*** INFORMATION PROVIDED Section Begins ***

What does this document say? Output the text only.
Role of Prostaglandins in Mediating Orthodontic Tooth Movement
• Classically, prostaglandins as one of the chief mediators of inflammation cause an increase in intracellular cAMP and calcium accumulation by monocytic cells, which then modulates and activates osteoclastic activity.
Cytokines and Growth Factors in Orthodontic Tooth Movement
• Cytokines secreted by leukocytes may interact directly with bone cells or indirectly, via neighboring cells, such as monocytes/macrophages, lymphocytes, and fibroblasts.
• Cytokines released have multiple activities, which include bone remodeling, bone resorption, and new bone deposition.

*** INFORMATION PROVIDED Section Ends ***

● **PROBLEM**: Each line in the records that carries "which" must be copied out.

● **RESPONSE AREA**:
• Classically, prostaglandins as one of the chief mediators of inflammation cause an increase in intracellular cAMP and calcium accumulation by monocytic cells, which then modulates and activates osteoclastic activity.
• Cytokines released have multiple activities, which include bone remodeling, bone resorption, and new bone deposition.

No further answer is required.